- **WORK INSTRUCTION 1**:
Using the Telesystem International Wireless profile, answer each question:
(a) In which country was the company headquartered?
(b) Under what brand name was MobiFon's GSM network in Romania known?
(c) When was TIW Asia N.V. established?
- **WORK INSTRUCTION 2**:
For each statement, say whether the Telesystem International Wireless profile agrees, and quote the words that decide it:
(a) TIW's shares were listed on the New York Stock Exchange.
(b) Cesky Mobil a.s. operated a GSM network in the Czech Republic.
(c) In Brazil, TIW partnered with the country's largest cellular group.
- **WORK INSTRUCTION 3**: Rewrite the Telesystem International Wireless profile, starting at "At different times" and ending at "Norte and Telet).". Put "Connex" in place of "CONNEX".

══ SELECTED EXCERPT ══

Telesystems International Wireless
- Traded as: Nasdaq: TIWI; TSX: TIW;
- Industry: Telecommunications
- Headquarters: Canada
- Website: tiw.ca

= Telesystems International Wireless =

Canadian global mobile communications operator

Telesystem International Wireless (TIW) was a Canadian-based fast-growing, global mobile communications operator. The company's shares were listed on the Montreal Exchange and the Toronto Stock Exchange ("TIW") and NASDAQ ("TIWI").

At different times TIW owned or had interest in:

- Dolphin Telecom plc, attempting to deploy a pan-European digital specialized mobile radio network (ESMR) through its subsidiary Dolphin Telecom plc, Europe. At that time it offered TETRA services in the United Kingdom, in addition to analog SMR services in the United Kingdom, France, Germany, Belgium, Spain and Portugal.
- MobiFon S.A. operating a GSM network (known under CONNEX brand name) in Romania
- Cesky Mobil a.s. operating a GSM network (known under the brand name OSKAR) in the Czech Republic.
- In Brazil TIW was a strategic and operating partner of the country's fifth largest cellular group, with operations in four regions (among others, using brand names of Telemig, Tele Norte and Telet).
- In Asia through TIW Asia N.V., an affiliate company established in October 1999, it had cellular operations in India and China.

═══
══ SUPPLIED DATA ══

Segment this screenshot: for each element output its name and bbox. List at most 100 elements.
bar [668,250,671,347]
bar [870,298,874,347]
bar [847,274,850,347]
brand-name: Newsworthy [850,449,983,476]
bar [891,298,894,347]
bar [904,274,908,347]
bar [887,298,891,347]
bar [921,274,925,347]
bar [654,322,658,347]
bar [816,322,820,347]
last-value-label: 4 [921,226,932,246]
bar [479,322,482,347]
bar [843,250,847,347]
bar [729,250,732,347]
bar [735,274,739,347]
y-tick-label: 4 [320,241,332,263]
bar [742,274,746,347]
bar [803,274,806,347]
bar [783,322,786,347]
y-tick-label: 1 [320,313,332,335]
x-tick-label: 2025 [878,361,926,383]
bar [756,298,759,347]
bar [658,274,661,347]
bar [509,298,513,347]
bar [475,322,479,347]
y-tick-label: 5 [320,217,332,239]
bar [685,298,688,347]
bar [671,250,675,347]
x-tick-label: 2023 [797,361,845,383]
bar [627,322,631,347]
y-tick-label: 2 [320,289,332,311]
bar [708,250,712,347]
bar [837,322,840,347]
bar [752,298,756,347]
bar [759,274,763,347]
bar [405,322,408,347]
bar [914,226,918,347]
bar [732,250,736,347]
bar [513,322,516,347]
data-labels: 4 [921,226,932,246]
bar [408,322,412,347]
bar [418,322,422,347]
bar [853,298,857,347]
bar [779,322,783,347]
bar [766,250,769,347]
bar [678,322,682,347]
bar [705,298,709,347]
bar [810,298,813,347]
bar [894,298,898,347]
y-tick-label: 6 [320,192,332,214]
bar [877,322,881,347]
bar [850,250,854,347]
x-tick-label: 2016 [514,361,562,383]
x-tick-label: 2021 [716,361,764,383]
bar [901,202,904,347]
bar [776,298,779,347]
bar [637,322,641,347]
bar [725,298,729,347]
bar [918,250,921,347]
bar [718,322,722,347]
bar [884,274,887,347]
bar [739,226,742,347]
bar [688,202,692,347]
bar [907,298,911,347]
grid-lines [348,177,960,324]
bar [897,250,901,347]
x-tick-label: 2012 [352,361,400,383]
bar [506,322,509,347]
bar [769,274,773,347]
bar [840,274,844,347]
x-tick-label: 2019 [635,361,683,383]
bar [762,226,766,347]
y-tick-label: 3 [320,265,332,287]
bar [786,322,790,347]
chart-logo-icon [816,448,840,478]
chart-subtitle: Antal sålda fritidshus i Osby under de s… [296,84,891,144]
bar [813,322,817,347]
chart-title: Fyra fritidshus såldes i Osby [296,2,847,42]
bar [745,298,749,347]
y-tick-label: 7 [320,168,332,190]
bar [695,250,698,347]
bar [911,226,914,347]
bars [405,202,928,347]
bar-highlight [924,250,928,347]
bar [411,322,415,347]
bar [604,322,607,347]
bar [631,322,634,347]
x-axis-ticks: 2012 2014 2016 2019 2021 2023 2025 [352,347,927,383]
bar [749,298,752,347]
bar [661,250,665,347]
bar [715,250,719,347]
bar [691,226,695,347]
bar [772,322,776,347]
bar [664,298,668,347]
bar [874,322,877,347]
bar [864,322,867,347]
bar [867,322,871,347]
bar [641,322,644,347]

═══

- **PROBLEM SOLUTION 1**:
(a) Canada
(b) CONNEX
(c) October 1999

- **PROBLEM SOLUTION 2**:
(a) No: "The company's shares were listed on the Montreal Exchange and the Toronto Stock Exchange ("TIW") and NASDAQ ("TIWI")."
(b) Yes: "Cesky Mobil a.s. operating a GSM network (known under the brand name OSKAR) in the Czech Republic."
(c) No: "a strategic and operating partner of the country's fifth largest cellular group"

- **PROBLEM SOLUTION 3**:
At different times TIW owned or had interest in:

- Dolphin Telecom plc, attempting to deploy a pan-European digital specialized mobile radio network (ESMR) through its subsidiary Dolphin Telecom plc, Europe. At that time it offered TETRA services in the United Kingdom, in addition to analog SMR services in the United Kingdom, France, Germany, Belgium, Spain and Portugal.
- MobiFon S.A. operating a GSM network (known under Connex brand name) in Romania
- Cesky Mobil a.s. operating a GSM network (known under the brand name OSKAR) in the Czech Republic.
- In Brazil TIW was a strategic and operating partner of the country's fifth largest cellular group, with operations in four regions (among others, using brand names of Telemig, Tele Norte and Telet).